• _What the task requires_
Gather from the material every line that contains the string "this".

• _Source material_
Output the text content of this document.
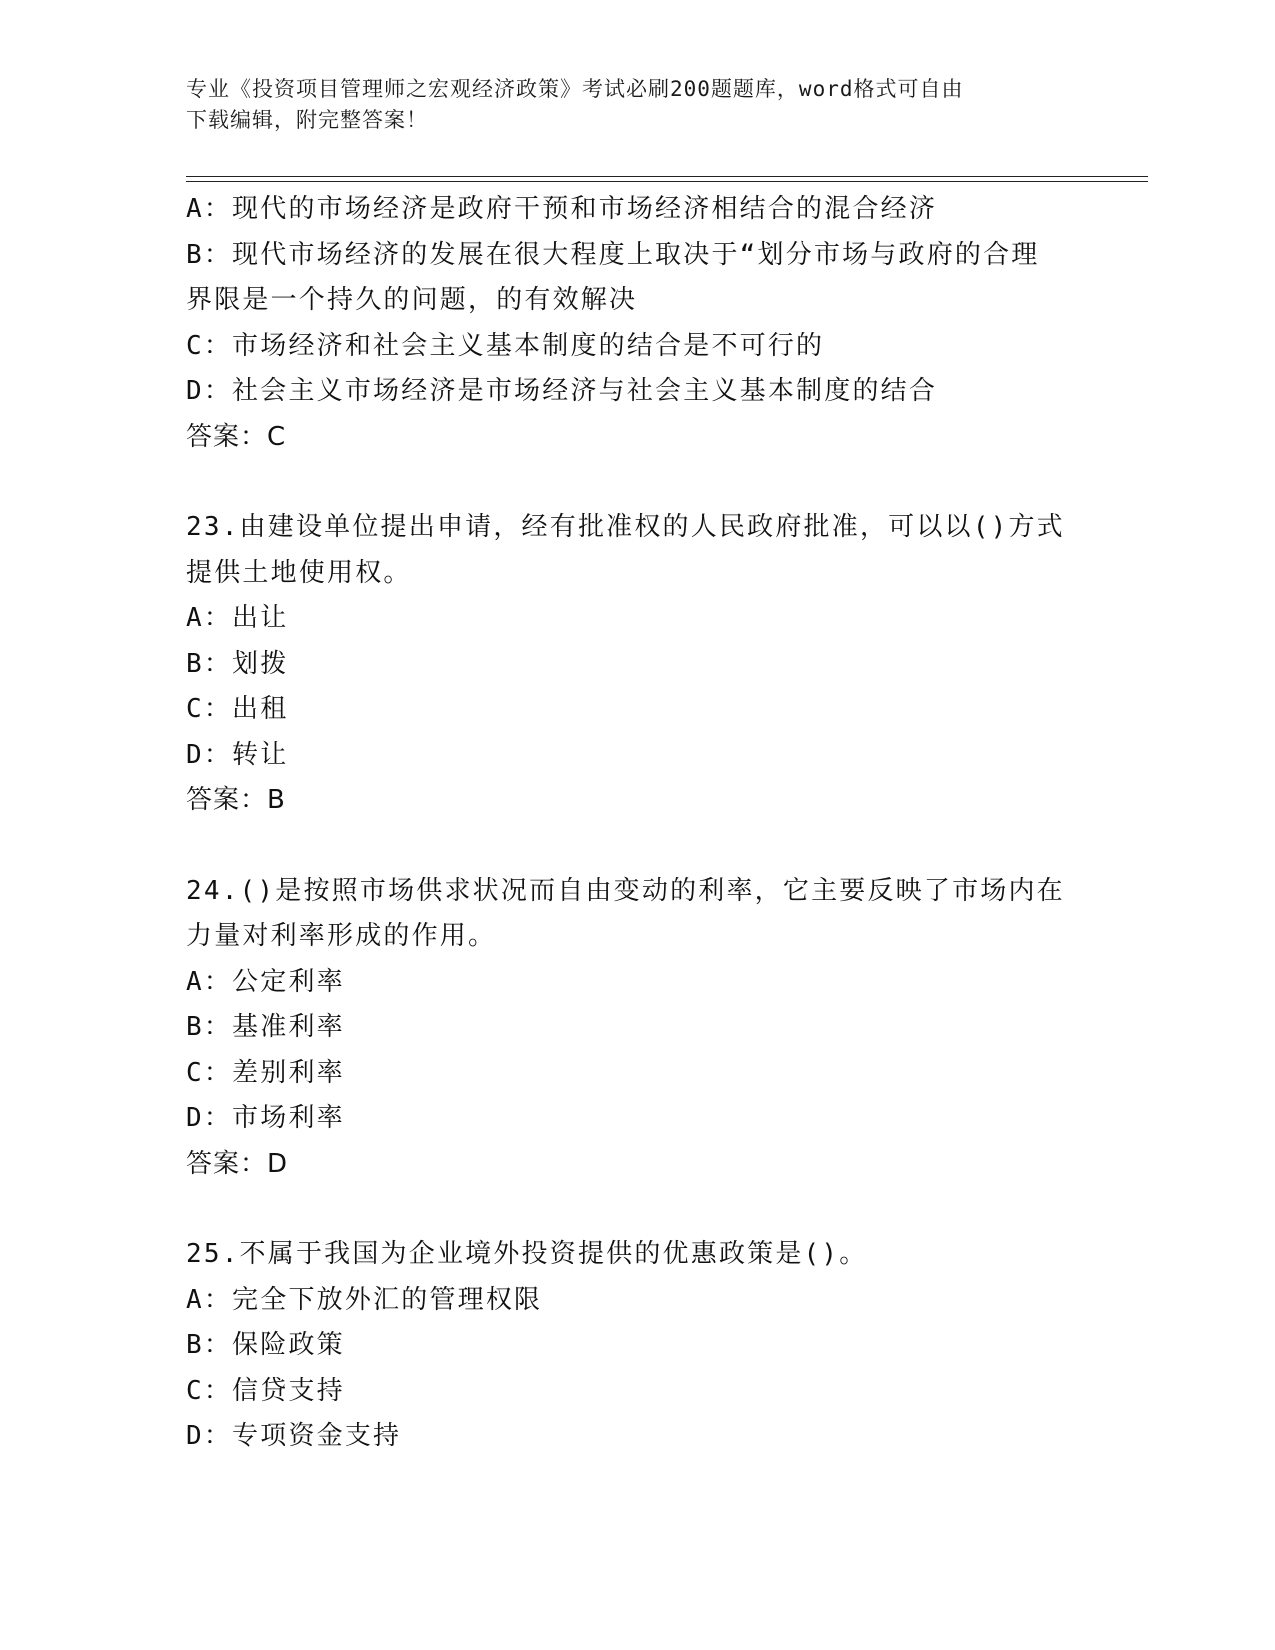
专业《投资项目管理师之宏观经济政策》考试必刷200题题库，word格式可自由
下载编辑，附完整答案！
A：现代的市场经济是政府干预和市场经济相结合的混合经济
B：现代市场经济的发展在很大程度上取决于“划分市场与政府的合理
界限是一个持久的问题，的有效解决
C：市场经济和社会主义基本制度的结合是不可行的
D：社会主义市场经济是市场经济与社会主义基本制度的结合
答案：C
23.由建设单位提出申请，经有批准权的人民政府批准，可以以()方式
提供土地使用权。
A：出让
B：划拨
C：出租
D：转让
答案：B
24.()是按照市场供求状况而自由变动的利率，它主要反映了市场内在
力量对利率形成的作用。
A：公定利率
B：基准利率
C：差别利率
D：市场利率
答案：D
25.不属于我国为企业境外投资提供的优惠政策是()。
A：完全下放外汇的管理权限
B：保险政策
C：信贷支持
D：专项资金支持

---

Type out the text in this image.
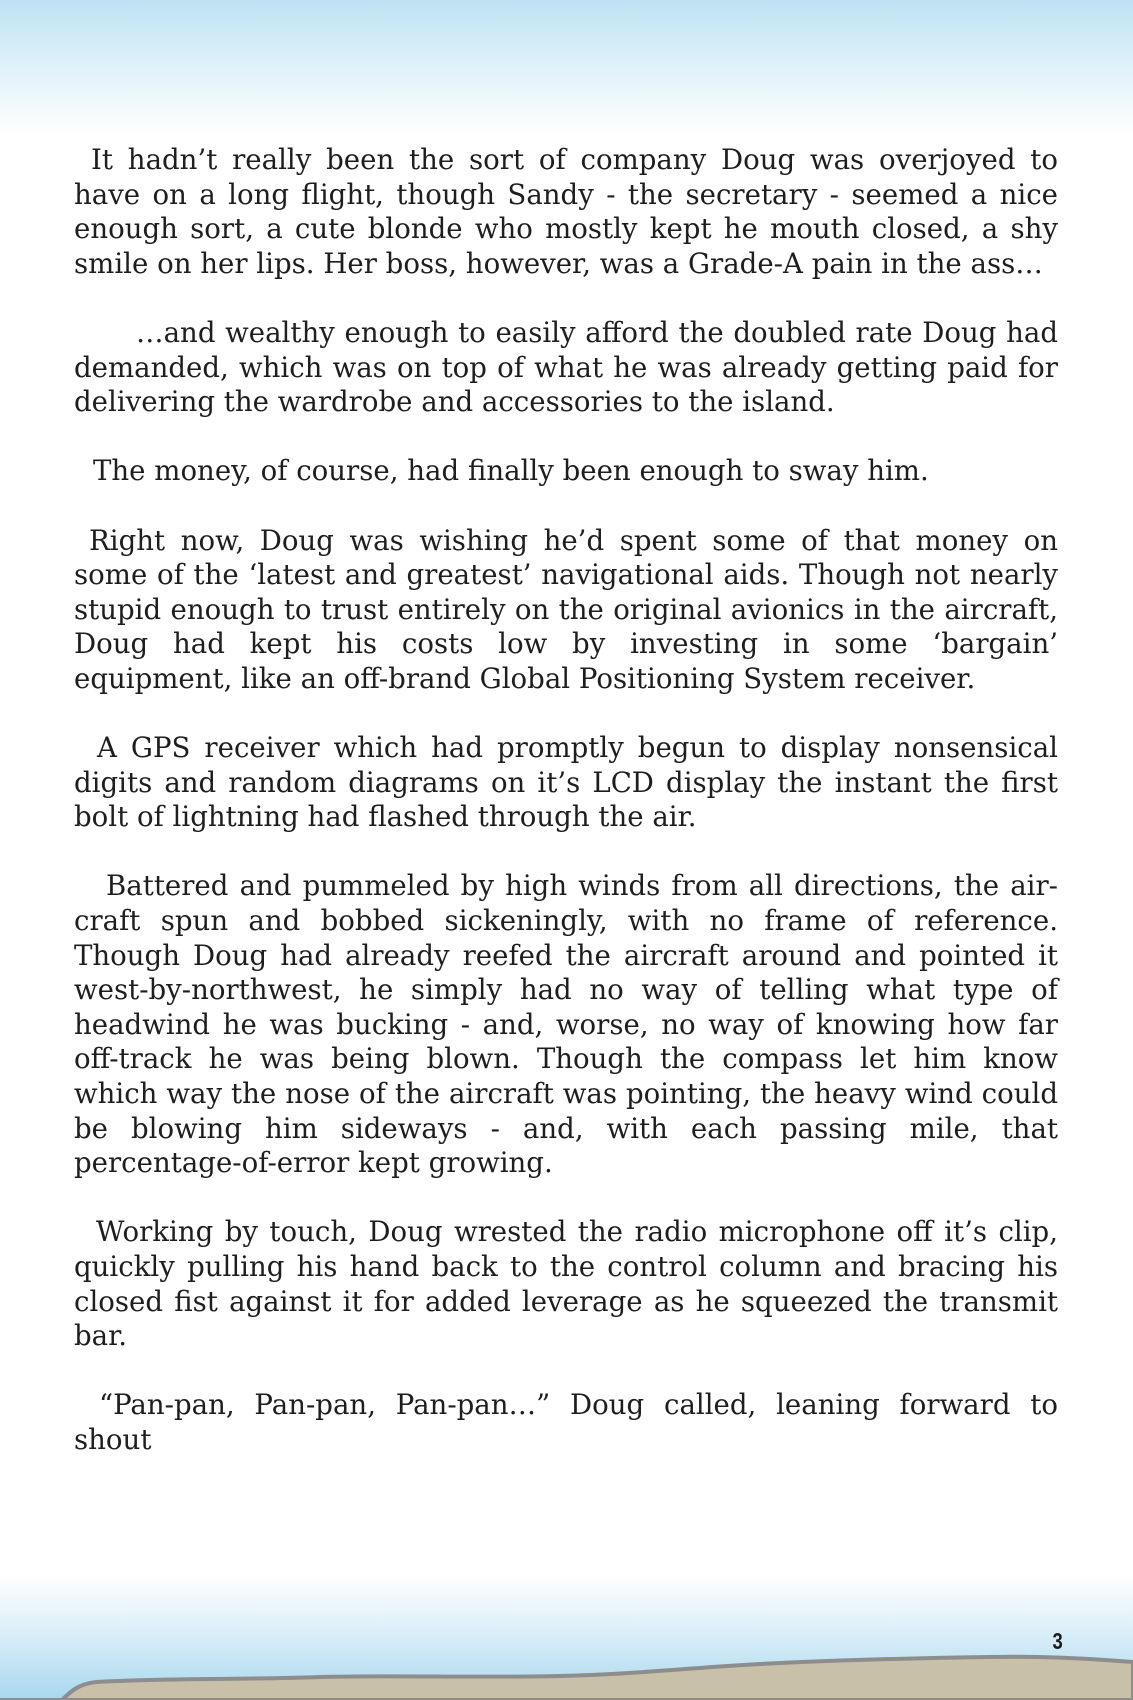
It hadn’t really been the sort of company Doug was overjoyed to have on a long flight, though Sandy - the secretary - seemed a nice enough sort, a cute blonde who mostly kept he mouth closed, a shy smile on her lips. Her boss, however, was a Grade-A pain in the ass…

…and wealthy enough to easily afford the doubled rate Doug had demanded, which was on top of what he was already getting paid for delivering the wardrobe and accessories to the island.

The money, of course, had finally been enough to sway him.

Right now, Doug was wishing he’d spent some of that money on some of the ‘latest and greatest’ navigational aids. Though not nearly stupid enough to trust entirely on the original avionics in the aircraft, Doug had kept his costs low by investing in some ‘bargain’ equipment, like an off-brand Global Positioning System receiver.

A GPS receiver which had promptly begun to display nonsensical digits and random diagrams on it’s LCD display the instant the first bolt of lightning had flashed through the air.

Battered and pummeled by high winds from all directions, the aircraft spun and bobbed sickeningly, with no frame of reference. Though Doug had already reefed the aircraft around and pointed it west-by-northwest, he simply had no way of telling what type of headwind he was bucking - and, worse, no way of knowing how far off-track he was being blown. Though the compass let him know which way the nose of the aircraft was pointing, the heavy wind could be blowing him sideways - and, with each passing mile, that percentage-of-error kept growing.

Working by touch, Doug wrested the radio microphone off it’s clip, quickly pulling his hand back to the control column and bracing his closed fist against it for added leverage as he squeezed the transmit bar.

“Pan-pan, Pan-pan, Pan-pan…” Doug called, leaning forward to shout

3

• _Exercise solution_
Output the text content of this document.
Type out the text in this image.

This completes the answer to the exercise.